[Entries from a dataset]
——————————
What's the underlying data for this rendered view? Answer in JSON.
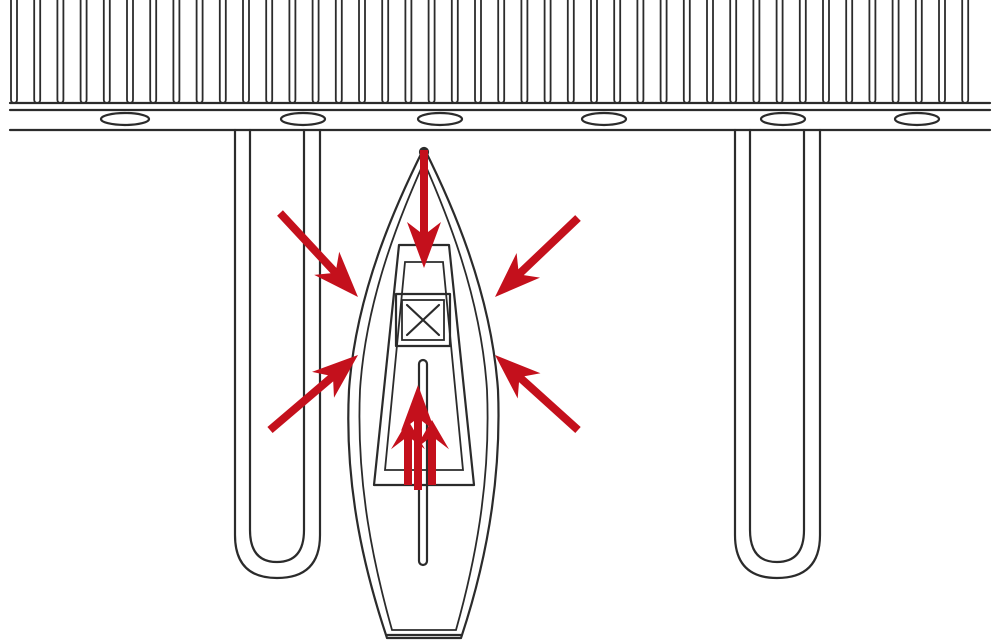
{
  "diagram": {
    "colors": {
      "background": "#ffffff",
      "line": "#2b2b2b",
      "arrow": "#c4101c"
    },
    "elements": {
      "dock": "dock",
      "finger_piers": 2,
      "boat": "sailboat",
      "force_arrows": 8
    }
  }
}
——————————
- EXERCISE -
Write out the records above once more, word for word, with no pictures.

- RESULT -
What's the underlying data for this rendered view? Answer in JSON.
{
  "diagram": {
    "colors": {
      "background": "#ffffff",
      "line": "#2b2b2b",
      "arrow": "#c4101c"
    },
    "elements": {
      "dock": "dock",
      "finger_piers": 2,
      "boat": "sailboat",
      "force_arrows": 8
    }
  }
}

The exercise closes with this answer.